Your objective:
Leave out the pictures and restate the rest of the data exactly.
☆ ☆ ☆ ☆ ☆ ☆ ☆
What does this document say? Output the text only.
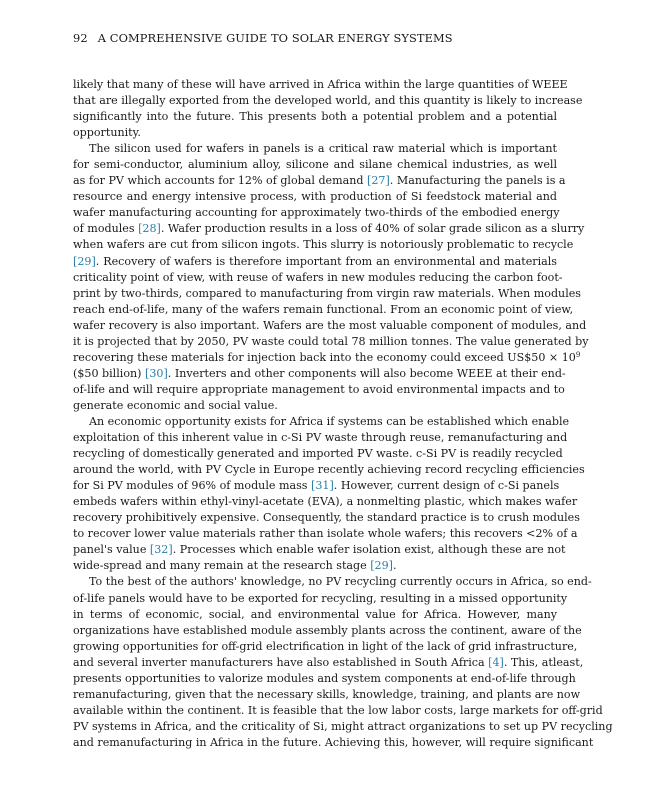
92 A COMPREHENSIVE GUIDE TO SOLAR ENERGY SYSTEMS
likely that many of these will have arrived in Africa within the large quantities of WEEE
that are illegally exported from the developed world, and this quantity is likely to increase
significantly into the future. This presents both a potential problem and a potential
opportunity.
The silicon used for wafers in panels is a critical raw material which is important
for semi-conductor, aluminium alloy, silicone and silane chemical industries, as well
as for PV which accounts for 12% of global demand [27]. Manufacturing the panels is a
resource and energy intensive process, with production of Si feedstock material and
wafer manufacturing accounting for approximately two-thirds of the embodied energy
of modules [28]. Wafer production results in a loss of 40% of solar grade silicon as a slurry
when wafers are cut from silicon ingots. This slurry is notoriously problematic to recycle
[29]. Recovery of wafers is therefore important from an environmental and materials
criticality point of view, with reuse of wafers in new modules reducing the carbon foot-
print by two-thirds, compared to manufacturing from virgin raw materials. When modules
reach end-of-life, many of the wafers remain functional. From an economic point of view,
wafer recovery is also important. Wafers are the most valuable component of modules, and
it is projected that by 2050, PV waste could total 78 million tonnes. The value generated by
recovering these materials for injection back into the economy could exceed US$50 × $10^9$
($50 billion) [30]. Inverters and other components will also become WEEE at their end-
of-life and will require appropriate management to avoid environmental impacts and to
generate economic and social value.
An economic opportunity exists for Africa if systems can be established which enable
exploitation of this inherent value in c-Si PV waste through reuse, remanufacturing and
recycling of domestically generated and imported PV waste. c-Si PV is readily recycled
around the world, with PV Cycle in Europe recently achieving record recycling efficiencies
for Si PV modules of 96% of module mass [31]. However, current design of c-Si panels
embeds wafers within ethyl-vinyl-acetate (EVA), a nonmelting plastic, which makes wafer
recovery prohibitively expensive. Consequently, the standard practice is to crush modules
to recover lower value materials rather than isolate whole wafers; this recovers <2% of a
panel's value [32]. Processes which enable wafer isolation exist, although these are not
wide-spread and many remain at the research stage [29].
To the best of the authors' knowledge, no PV recycling currently occurs in Africa, so end-
of-life panels would have to be exported for recycling, resulting in a missed opportunity
in terms of economic, social, and environmental value for Africa. However, many
organizations have established module assembly plants across the continent, aware of the
growing opportunities for off-grid electrification in light of the lack of grid infrastructure,
and several inverter manufacturers have also established in South Africa [4]. This, atleast,
presents opportunities to valorize modules and system components at end-of-life through
remanufacturing, given that the necessary skills, knowledge, training, and plants are now
available within the continent. It is feasible that the low labor costs, large markets for off-grid
PV systems in Africa, and the criticality of Si, might attract organizations to set up PV recycling
and remanufacturing in Africa in the future. Achieving this, however, will require significant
☆ ☆ ☆ ☆ ☆ ☆ ☆
Response to this exercise:
What does this document say? Output the text only.
92 A COMPREHENSIVE GUIDE TO SOLAR ENERGY SYSTEMS
likely that many of these will have arrived in Africa within the large quantities of WEEE
that are illegally exported from the developed world, and this quantity is likely to increase
significantly into the future. This presents both a potential problem and a potential
opportunity.
The silicon used for wafers in panels is a critical raw material which is important
for semi-conductor, aluminium alloy, silicone and silane chemical industries, as well
as for PV which accounts for 12% of global demand [27]. Manufacturing the panels is a
resource and energy intensive process, with production of Si feedstock material and
wafer manufacturing accounting for approximately two-thirds of the embodied energy
of modules [28]. Wafer production results in a loss of 40% of solar grade silicon as a slurry
when wafers are cut from silicon ingots. This slurry is notoriously problematic to recycle
[29]. Recovery of wafers is therefore important from an environmental and materials
criticality point of view, with reuse of wafers in new modules reducing the carbon foot-
print by two-thirds, compared to manufacturing from virgin raw materials. When modules
reach end-of-life, many of the wafers remain functional. From an economic point of view,
wafer recovery is also important. Wafers are the most valuable component of modules, and
it is projected that by 2050, PV waste could total 78 million tonnes. The value generated by
recovering these materials for injection back into the economy could exceed US$50 × $10^9$
($50 billion) [30]. Inverters and other components will also become WEEE at their end-
of-life and will require appropriate management to avoid environmental impacts and to
generate economic and social value.
An economic opportunity exists for Africa if systems can be established which enable
exploitation of this inherent value in c-Si PV waste through reuse, remanufacturing and
recycling of domestically generated and imported PV waste. c-Si PV is readily recycled
around the world, with PV Cycle in Europe recently achieving record recycling efficiencies
for Si PV modules of 96% of module mass [31]. However, current design of c-Si panels
embeds wafers within ethyl-vinyl-acetate (EVA), a nonmelting plastic, which makes wafer
recovery prohibitively expensive. Consequently, the standard practice is to crush modules
to recover lower value materials rather than isolate whole wafers; this recovers <2% of a
panel's value [32]. Processes which enable wafer isolation exist, although these are not
wide-spread and many remain at the research stage [29].
To the best of the authors' knowledge, no PV recycling currently occurs in Africa, so end-
of-life panels would have to be exported for recycling, resulting in a missed opportunity
in terms of economic, social, and environmental value for Africa. However, many
organizations have established module assembly plants across the continent, aware of the
growing opportunities for off-grid electrification in light of the lack of grid infrastructure,
and several inverter manufacturers have also established in South Africa [4]. This, atleast,
presents opportunities to valorize modules and system components at end-of-life through
remanufacturing, given that the necessary skills, knowledge, training, and plants are now
available within the continent. It is feasible that the low labor costs, large markets for off-grid
PV systems in Africa, and the criticality of Si, might attract organizations to set up PV recycling
and remanufacturing in Africa in the future. Achieving this, however, will require significant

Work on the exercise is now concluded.